**Short problem**
Write out each line exactly as given. Leave the pictures out of your copy.
== Record excerpts ==
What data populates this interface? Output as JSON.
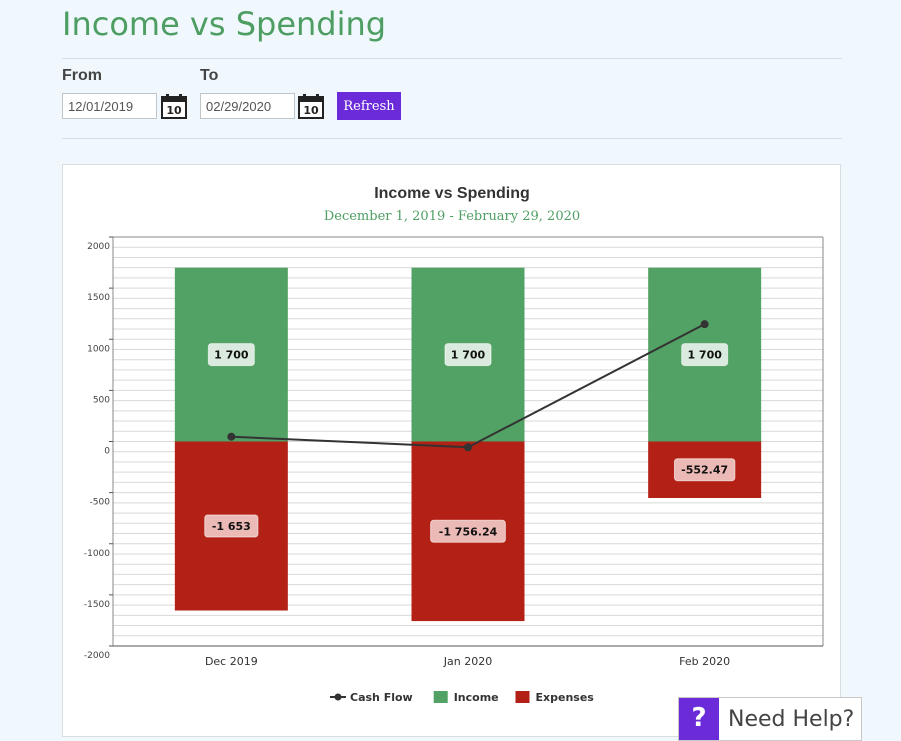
{
  "page": {
    "title": "Income vs Spending"
  },
  "filters": {
    "from_label": "From",
    "from_value": "12/01/2019",
    "from_calendar_day": "10",
    "to_label": "To",
    "to_value": "02/29/2020",
    "to_calendar_day": "10",
    "refresh_label": "Refresh"
  },
  "help": {
    "icon_text": "?",
    "label": "Need Help?"
  },
  "chart_data": {
    "type": "bar",
    "title": "Income vs Spending",
    "subtitle": "December 1, 2019 - February 29, 2020",
    "categories": [
      "Dec 2019",
      "Jan 2020",
      "Feb 2020"
    ],
    "ylim": [
      -2000,
      2000
    ],
    "yticks": [
      2000,
      1500,
      1000,
      500,
      0,
      -500,
      -1000,
      -1500,
      -2000
    ],
    "stacked": true,
    "grid": true,
    "legend_position": "bottom",
    "series": [
      {
        "name": "Income",
        "type": "bar",
        "color": "#52a165",
        "values": [
          1700,
          1700,
          1700
        ],
        "labels": [
          "1 700",
          "1 700",
          "1 700"
        ]
      },
      {
        "name": "Expenses",
        "type": "bar",
        "color": "#b32015",
        "values": [
          -1653,
          -1756.24,
          -552.47
        ],
        "labels": [
          "-1 653",
          "-1 756.24",
          "-552.47"
        ]
      },
      {
        "name": "Cash Flow",
        "type": "line",
        "color": "#333333",
        "values": [
          47,
          -56.24,
          1147.53
        ]
      }
    ]
  }
}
===
**Response**
What data populates this interface? Output as JSON.
{
  "page": {
    "title": "Income vs Spending"
  },
  "filters": {
    "from_label": "From",
    "from_value": "12/01/2019",
    "from_calendar_day": "10",
    "to_label": "To",
    "to_value": "02/29/2020",
    "to_calendar_day": "10",
    "refresh_label": "Refresh"
  },
  "help": {
    "icon_text": "?",
    "label": "Need Help?"
  },
  "chart_data": {
    "type": "bar",
    "title": "Income vs Spending",
    "subtitle": "December 1, 2019 - February 29, 2020",
    "categories": [
      "Dec 2019",
      "Jan 2020",
      "Feb 2020"
    ],
    "ylim": [
      -2000,
      2000
    ],
    "yticks": [
      2000,
      1500,
      1000,
      500,
      0,
      -500,
      -1000,
      -1500,
      -2000
    ],
    "stacked": true,
    "grid": true,
    "legend_position": "bottom",
    "series": [
      {
        "name": "Income",
        "type": "bar",
        "color": "#52a165",
        "values": [
          1700,
          1700,
          1700
        ],
        "labels": [
          "1 700",
          "1 700",
          "1 700"
        ]
      },
      {
        "name": "Expenses",
        "type": "bar",
        "color": "#b32015",
        "values": [
          -1653,
          -1756.24,
          -552.47
        ],
        "labels": [
          "-1 653",
          "-1 756.24",
          "-552.47"
        ]
      },
      {
        "name": "Cash Flow",
        "type": "line",
        "color": "#333333",
        "values": [
          47,
          -56.24,
          1147.53
        ]
      }
    ]
  }
}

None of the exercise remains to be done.